== Problem statement ==
Where a line holds the string "JSON", return that line.

━━━

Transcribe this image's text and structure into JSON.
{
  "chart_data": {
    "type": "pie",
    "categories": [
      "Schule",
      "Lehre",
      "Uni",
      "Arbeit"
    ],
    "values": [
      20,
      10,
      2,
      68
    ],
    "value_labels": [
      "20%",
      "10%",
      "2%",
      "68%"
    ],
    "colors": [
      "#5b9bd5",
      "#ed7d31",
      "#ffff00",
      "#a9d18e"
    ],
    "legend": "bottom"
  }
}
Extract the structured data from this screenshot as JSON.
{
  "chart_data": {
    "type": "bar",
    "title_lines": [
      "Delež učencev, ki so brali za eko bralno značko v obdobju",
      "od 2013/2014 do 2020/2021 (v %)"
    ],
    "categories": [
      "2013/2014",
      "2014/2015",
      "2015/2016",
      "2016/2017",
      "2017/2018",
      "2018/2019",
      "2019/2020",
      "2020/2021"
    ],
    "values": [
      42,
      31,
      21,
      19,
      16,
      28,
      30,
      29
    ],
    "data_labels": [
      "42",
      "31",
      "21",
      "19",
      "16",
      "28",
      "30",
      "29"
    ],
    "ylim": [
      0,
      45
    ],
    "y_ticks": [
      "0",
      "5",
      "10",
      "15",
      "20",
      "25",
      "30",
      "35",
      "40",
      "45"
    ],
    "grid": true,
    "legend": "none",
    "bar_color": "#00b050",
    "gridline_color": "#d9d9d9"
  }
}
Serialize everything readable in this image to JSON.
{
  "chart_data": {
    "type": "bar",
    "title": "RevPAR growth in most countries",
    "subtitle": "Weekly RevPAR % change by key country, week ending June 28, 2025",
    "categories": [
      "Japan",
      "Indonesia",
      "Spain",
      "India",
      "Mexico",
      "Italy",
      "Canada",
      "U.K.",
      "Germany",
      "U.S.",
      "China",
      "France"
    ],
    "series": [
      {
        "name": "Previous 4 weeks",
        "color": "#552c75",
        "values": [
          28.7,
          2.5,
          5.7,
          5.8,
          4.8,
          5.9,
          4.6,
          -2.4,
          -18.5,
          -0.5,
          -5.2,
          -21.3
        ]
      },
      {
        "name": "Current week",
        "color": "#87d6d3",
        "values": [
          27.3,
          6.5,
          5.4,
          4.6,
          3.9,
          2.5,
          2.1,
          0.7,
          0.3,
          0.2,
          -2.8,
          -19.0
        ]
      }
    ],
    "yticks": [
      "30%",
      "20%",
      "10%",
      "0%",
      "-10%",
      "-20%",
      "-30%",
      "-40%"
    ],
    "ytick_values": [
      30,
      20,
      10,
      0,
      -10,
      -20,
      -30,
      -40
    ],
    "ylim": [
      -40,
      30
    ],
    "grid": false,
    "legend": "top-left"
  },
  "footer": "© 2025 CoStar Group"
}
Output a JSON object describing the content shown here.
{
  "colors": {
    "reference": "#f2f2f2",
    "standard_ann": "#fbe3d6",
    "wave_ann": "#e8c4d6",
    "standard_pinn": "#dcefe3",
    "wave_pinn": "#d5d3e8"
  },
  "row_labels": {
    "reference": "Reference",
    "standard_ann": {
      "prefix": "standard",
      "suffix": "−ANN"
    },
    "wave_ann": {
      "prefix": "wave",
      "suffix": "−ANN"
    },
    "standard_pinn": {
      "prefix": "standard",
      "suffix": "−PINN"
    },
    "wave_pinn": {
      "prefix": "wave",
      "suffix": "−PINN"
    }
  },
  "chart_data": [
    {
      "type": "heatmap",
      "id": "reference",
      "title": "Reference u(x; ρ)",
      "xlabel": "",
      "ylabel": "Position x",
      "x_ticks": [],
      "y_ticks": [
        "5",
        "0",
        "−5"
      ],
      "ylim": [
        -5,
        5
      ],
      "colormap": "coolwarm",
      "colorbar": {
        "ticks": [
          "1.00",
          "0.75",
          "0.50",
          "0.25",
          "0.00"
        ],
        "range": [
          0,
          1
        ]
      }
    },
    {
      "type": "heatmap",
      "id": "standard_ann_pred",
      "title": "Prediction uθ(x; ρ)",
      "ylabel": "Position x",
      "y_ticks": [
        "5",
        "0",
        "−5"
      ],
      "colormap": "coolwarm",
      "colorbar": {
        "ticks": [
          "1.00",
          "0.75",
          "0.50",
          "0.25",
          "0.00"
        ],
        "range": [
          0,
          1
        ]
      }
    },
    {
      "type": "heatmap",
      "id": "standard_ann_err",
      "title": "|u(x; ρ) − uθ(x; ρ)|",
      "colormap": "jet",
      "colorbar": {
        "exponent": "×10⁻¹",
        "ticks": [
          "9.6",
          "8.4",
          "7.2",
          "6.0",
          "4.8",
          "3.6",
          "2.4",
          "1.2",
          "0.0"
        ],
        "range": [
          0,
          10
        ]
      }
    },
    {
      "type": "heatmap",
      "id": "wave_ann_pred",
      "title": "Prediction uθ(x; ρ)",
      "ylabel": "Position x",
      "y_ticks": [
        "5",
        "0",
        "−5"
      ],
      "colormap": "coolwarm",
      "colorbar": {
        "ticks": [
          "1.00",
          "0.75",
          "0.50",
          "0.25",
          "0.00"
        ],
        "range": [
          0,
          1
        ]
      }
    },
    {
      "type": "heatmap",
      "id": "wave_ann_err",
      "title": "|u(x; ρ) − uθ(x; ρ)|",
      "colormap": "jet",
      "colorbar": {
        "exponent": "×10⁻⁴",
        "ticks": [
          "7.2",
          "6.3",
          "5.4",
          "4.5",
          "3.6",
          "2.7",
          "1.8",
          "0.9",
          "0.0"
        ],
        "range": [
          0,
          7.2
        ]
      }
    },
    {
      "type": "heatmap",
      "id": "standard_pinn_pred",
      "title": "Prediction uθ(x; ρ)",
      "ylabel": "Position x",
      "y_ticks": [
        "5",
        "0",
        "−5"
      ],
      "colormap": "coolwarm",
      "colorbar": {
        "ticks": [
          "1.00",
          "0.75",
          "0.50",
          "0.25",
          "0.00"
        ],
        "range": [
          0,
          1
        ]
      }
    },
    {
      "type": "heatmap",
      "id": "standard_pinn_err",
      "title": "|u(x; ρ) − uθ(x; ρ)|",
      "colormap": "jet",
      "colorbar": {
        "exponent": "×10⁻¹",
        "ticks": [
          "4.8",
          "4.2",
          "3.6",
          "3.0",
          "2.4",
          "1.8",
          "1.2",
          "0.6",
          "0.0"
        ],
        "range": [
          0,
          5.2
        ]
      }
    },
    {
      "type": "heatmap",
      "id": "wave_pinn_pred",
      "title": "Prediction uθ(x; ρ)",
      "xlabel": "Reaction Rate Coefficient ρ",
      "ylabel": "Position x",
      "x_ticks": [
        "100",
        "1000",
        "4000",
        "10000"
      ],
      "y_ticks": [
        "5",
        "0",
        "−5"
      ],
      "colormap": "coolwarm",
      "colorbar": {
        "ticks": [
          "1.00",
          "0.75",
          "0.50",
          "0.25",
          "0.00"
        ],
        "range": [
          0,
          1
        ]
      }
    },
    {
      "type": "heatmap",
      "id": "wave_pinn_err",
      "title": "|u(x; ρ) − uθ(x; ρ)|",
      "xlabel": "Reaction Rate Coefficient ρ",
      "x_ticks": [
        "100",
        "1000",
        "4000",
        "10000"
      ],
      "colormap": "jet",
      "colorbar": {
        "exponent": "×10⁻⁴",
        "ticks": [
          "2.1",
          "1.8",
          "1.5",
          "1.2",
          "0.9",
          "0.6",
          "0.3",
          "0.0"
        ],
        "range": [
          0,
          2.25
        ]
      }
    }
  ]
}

━━━

== Solved exercise ==
Transcribe this image's text and structure into JSON.
Extract the structured data from this screenshot as JSON.
Serialize everything readable in this image to JSON.
Output a JSON object describing the content shown here.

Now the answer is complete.